> **The records**
»»

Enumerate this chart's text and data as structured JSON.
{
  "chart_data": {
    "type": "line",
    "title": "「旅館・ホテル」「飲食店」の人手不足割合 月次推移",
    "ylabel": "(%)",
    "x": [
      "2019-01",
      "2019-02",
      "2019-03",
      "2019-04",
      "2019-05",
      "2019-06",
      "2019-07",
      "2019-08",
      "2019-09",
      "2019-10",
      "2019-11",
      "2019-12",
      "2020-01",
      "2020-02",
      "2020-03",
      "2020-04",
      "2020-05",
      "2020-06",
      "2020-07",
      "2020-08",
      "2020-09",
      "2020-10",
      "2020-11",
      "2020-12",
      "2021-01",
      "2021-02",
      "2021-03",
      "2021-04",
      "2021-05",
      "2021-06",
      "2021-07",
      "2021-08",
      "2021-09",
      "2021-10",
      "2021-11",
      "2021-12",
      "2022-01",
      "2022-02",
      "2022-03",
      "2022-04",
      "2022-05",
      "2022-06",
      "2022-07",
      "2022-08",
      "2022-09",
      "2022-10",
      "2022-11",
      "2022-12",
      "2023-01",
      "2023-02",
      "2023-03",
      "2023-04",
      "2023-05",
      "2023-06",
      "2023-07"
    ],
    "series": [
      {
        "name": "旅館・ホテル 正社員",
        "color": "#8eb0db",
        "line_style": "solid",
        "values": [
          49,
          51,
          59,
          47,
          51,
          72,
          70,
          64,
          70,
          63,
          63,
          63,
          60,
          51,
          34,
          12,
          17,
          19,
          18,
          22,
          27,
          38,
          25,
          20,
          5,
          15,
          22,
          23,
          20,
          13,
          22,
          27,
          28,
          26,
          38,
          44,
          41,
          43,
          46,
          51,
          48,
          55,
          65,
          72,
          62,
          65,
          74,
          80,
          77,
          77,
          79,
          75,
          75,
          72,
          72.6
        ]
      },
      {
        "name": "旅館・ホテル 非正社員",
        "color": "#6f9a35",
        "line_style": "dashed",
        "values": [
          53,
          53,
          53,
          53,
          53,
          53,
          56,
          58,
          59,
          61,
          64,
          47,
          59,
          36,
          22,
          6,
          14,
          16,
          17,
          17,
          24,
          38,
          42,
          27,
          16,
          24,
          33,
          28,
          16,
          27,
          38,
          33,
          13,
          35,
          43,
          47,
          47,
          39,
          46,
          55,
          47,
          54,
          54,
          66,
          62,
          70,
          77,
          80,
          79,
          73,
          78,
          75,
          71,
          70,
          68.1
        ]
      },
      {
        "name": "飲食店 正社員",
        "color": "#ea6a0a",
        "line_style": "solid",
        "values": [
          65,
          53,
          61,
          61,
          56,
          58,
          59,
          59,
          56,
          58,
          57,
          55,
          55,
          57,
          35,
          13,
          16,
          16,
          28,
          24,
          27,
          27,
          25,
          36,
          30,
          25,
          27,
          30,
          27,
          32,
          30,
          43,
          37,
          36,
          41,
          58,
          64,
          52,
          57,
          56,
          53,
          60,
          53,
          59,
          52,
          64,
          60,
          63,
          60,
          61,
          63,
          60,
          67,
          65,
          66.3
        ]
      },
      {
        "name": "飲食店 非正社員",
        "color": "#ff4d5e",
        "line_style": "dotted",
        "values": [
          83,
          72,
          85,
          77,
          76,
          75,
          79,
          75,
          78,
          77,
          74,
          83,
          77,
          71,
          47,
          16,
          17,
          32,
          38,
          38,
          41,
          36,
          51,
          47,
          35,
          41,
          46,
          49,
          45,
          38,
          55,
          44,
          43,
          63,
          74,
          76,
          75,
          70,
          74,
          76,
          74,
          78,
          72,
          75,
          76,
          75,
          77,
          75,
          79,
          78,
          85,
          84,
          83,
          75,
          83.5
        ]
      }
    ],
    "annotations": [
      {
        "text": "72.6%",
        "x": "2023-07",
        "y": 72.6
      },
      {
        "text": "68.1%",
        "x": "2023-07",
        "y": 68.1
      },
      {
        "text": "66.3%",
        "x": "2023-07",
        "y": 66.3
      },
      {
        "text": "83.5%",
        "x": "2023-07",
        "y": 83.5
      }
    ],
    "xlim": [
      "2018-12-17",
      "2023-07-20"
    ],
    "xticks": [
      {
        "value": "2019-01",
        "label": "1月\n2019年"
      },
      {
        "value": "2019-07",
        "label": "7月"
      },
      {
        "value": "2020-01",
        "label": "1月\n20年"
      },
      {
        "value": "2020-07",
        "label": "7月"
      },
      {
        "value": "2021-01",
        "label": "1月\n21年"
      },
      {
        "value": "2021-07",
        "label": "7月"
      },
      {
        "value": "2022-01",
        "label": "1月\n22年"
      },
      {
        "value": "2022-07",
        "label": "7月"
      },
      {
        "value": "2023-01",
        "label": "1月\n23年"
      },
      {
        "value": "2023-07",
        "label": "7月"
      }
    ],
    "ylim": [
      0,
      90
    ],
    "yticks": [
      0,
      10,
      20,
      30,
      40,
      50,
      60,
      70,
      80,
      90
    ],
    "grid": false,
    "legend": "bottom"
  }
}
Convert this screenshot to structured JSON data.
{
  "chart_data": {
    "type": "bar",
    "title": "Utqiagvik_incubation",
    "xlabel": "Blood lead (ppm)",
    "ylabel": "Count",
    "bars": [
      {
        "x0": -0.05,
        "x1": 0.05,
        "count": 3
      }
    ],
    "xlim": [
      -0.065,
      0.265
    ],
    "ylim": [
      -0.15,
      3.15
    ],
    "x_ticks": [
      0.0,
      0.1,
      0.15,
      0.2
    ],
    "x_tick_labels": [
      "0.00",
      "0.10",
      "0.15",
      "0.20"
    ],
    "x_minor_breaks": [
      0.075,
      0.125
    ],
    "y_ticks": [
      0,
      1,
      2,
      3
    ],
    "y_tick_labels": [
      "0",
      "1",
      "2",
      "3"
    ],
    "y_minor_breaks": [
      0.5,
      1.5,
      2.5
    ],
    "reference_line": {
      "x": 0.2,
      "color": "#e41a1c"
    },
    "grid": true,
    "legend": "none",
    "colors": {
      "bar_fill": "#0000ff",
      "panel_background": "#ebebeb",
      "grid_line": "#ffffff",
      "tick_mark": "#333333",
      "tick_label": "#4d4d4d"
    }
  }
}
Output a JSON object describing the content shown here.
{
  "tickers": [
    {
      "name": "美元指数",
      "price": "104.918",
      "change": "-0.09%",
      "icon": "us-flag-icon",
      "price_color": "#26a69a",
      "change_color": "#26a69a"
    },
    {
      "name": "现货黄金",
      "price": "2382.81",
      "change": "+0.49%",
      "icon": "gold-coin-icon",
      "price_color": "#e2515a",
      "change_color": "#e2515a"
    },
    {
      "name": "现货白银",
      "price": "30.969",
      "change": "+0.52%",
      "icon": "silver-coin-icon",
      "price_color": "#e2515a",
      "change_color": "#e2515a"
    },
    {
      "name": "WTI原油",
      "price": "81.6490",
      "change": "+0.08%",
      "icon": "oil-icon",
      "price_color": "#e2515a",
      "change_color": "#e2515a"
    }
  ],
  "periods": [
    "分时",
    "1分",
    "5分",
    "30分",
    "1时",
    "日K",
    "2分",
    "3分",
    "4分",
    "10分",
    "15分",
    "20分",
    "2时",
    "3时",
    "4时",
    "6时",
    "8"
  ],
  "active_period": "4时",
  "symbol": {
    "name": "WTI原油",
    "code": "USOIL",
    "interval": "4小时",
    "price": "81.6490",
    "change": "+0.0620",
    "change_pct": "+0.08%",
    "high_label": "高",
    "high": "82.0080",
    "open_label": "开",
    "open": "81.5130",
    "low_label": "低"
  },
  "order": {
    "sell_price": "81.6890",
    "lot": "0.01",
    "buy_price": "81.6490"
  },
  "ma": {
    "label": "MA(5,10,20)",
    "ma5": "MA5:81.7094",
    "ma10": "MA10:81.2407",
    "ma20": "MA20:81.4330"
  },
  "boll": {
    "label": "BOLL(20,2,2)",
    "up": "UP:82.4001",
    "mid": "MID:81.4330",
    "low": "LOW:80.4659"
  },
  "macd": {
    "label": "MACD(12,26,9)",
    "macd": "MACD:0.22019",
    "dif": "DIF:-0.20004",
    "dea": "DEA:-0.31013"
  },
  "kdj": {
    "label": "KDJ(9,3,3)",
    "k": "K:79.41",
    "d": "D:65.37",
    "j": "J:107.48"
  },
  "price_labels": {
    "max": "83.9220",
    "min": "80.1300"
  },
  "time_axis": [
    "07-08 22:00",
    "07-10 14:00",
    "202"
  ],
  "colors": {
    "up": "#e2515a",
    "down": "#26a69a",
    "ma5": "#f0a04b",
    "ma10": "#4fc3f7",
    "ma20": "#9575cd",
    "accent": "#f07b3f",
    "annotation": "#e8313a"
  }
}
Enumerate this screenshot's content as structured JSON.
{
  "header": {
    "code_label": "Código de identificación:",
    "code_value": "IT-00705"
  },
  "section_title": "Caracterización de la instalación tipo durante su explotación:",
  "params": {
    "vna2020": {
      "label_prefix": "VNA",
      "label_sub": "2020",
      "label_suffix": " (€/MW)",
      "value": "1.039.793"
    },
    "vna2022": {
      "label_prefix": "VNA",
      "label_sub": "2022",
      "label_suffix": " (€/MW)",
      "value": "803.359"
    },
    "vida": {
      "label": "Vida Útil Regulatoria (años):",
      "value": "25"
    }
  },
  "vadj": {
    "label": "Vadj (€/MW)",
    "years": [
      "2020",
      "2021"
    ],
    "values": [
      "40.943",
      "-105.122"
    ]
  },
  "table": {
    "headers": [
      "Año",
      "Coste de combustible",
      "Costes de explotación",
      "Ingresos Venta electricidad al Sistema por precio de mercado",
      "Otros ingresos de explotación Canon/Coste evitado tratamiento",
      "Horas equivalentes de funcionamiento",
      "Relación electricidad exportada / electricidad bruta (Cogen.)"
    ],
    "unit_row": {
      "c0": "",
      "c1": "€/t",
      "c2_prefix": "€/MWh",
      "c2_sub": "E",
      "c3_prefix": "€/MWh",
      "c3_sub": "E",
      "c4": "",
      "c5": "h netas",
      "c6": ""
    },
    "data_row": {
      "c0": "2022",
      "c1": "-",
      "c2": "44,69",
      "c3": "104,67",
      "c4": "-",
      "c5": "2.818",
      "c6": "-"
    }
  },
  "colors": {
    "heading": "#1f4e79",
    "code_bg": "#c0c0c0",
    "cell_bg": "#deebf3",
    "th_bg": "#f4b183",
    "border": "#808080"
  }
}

««

> **Problem to work on**
Pull every line holding "content" out of the records.

> **Full answer**
Output a JSON object describing the content shown here.
Enumerate this screenshot's content as structured JSON.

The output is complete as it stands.